** START Supplied data **

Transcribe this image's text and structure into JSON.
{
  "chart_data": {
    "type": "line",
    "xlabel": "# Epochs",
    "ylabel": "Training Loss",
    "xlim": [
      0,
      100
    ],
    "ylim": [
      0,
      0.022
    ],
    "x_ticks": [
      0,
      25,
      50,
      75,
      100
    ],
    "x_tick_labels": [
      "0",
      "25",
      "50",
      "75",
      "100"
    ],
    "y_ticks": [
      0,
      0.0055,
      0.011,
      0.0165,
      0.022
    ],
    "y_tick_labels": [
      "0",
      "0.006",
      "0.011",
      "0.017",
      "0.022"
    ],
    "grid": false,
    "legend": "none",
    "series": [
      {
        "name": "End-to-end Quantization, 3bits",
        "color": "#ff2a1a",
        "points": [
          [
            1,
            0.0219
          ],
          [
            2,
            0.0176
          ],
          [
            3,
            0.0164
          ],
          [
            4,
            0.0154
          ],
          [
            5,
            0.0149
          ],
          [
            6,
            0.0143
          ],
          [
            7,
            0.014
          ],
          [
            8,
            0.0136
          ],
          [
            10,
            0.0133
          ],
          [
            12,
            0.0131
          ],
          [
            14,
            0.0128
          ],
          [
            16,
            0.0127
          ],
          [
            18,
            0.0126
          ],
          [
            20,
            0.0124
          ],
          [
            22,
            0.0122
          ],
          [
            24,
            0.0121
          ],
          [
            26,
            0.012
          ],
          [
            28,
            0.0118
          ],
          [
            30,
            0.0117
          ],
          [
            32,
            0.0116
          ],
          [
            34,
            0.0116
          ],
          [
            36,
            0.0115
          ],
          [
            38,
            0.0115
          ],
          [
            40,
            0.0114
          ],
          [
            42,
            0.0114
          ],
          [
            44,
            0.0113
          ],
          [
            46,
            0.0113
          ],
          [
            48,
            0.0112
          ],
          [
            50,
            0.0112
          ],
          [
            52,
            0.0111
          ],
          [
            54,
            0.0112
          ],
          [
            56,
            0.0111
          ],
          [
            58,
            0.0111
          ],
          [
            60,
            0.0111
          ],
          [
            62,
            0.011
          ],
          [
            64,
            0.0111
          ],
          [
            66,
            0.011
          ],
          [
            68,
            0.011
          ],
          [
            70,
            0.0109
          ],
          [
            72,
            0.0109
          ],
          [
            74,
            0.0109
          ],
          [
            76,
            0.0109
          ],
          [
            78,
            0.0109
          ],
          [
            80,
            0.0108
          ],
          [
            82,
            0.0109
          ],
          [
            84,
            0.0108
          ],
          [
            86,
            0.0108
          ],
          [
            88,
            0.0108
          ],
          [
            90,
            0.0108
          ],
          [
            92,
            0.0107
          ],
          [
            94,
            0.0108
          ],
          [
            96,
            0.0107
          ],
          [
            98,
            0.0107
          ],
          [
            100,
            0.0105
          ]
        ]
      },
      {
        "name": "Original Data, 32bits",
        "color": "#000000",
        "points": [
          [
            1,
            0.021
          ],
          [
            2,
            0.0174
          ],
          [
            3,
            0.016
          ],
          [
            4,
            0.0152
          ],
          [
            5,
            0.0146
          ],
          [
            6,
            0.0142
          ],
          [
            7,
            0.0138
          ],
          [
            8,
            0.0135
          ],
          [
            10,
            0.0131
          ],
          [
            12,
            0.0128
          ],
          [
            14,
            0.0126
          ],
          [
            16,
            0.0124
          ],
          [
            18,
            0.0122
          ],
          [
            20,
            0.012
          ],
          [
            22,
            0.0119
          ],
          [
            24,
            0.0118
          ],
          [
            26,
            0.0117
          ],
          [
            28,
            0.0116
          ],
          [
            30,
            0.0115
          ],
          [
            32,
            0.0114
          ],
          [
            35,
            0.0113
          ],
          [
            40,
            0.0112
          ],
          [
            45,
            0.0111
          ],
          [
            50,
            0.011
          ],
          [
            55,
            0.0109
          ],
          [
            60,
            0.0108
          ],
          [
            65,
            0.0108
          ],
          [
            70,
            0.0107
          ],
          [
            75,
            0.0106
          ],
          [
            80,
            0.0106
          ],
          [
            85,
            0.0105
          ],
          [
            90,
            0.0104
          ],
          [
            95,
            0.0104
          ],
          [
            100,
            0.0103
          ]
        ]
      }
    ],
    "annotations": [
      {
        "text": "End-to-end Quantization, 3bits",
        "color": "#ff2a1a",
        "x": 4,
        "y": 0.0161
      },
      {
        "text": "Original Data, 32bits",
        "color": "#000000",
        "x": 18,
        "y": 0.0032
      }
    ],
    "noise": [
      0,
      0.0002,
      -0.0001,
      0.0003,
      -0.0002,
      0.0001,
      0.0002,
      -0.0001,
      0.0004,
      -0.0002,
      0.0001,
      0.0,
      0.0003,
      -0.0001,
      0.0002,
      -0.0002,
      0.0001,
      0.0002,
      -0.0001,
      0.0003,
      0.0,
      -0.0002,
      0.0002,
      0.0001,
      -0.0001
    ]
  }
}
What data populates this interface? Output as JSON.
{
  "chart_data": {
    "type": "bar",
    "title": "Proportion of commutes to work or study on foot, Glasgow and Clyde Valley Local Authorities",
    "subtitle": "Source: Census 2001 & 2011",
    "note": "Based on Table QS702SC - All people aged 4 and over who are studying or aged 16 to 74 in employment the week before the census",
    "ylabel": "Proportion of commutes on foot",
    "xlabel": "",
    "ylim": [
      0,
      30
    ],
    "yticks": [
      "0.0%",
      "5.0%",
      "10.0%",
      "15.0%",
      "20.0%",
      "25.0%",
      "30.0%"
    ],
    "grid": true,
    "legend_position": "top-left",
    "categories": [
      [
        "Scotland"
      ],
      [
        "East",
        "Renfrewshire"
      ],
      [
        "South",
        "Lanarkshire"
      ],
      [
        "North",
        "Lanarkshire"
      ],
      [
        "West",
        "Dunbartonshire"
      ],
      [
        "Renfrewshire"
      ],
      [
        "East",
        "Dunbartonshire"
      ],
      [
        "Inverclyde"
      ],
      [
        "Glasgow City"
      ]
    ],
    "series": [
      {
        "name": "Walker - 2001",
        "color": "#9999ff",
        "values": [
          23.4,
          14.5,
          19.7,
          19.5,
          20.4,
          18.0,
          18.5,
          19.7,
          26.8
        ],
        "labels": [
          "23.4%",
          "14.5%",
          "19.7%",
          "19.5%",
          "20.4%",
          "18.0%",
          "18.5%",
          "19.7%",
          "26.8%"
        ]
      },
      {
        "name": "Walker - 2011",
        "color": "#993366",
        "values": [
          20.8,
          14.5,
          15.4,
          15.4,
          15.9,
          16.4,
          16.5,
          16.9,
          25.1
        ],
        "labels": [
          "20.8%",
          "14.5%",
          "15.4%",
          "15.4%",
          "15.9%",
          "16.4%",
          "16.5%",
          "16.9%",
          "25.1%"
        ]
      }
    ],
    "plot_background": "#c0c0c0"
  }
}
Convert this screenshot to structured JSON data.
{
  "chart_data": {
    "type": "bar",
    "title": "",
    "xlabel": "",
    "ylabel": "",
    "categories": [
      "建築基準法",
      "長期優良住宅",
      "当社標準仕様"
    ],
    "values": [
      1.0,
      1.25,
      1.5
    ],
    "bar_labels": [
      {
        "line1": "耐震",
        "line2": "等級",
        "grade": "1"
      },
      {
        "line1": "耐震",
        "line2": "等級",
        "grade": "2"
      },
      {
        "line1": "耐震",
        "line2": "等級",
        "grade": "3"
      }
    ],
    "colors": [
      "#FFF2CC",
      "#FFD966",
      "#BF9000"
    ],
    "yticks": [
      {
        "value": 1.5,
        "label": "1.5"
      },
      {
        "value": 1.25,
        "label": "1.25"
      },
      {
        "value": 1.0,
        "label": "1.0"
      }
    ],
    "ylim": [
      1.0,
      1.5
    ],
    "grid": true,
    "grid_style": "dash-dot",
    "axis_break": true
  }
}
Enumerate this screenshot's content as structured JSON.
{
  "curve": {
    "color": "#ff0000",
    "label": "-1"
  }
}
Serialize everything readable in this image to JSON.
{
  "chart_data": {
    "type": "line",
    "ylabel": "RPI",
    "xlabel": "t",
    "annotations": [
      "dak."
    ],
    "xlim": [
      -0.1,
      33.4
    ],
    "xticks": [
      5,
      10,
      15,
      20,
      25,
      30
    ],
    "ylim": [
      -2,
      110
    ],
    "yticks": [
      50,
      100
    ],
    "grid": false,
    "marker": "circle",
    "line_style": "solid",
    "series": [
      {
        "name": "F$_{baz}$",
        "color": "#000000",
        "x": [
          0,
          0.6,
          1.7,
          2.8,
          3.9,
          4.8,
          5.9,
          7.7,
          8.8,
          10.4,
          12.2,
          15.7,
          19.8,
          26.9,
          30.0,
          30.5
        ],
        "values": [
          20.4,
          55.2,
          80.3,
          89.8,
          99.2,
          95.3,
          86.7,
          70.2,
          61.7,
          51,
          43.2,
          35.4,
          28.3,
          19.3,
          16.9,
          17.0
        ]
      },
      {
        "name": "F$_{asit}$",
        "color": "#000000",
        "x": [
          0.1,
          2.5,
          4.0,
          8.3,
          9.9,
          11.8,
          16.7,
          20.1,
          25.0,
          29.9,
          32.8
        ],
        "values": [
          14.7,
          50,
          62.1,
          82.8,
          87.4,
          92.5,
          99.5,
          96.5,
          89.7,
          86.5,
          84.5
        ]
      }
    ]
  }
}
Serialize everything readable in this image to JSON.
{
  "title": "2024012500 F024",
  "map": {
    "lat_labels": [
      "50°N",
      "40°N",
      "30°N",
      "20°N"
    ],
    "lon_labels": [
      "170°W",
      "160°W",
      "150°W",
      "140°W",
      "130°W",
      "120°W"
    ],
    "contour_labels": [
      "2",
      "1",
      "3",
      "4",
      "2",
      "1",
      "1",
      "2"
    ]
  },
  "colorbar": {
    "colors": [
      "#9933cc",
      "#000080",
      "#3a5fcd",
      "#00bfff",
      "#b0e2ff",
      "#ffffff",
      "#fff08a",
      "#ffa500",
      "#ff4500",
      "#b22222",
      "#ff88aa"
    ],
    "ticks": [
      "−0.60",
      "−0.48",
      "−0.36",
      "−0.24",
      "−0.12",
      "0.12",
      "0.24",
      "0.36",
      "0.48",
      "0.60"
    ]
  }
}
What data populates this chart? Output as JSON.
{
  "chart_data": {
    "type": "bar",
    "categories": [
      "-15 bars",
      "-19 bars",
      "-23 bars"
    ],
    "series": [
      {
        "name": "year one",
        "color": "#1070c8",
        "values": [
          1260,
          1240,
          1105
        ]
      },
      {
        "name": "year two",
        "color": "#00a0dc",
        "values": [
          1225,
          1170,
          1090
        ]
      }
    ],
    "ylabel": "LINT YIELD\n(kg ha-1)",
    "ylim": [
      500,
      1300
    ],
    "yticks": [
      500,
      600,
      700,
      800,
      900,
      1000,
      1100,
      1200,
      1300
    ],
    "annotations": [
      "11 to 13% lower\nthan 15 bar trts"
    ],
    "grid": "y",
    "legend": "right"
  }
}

** END Supplied data **

* [Problem statement]: Copy each line exactly, from the line containing "What data populates this chart?" down to the last line of the material, and no other lines.

* [Exercise result]:
What data populates this chart? Output as JSON.
{
  "chart_data": {
    "type": "bar",
    "categories": [
      "-15 bars",
      "-19 bars",
      "-23 bars"
    ],
    "series": [
      {
        "name": "year one",
        "color": "#1070c8",
        "values": [
          1260,
          1240,
          1105
        ]
      },
      {
        "name": "year two",
        "color": "#00a0dc",
        "values": [
          1225,
          1170,
          1090
        ]
      }
    ],
    "ylabel": "LINT YIELD\n(kg ha-1)",
    "ylim": [
      500,
      1300
    ],
    "yticks": [
      500,
      600,
      700,
      800,
      900,
      1000,
      1100,
      1200,
      1300
    ],
    "annotations": [
      "11 to 13% lower\nthan 15 bar trts"
    ],
    "grid": "y",
    "legend": "right"
  }
}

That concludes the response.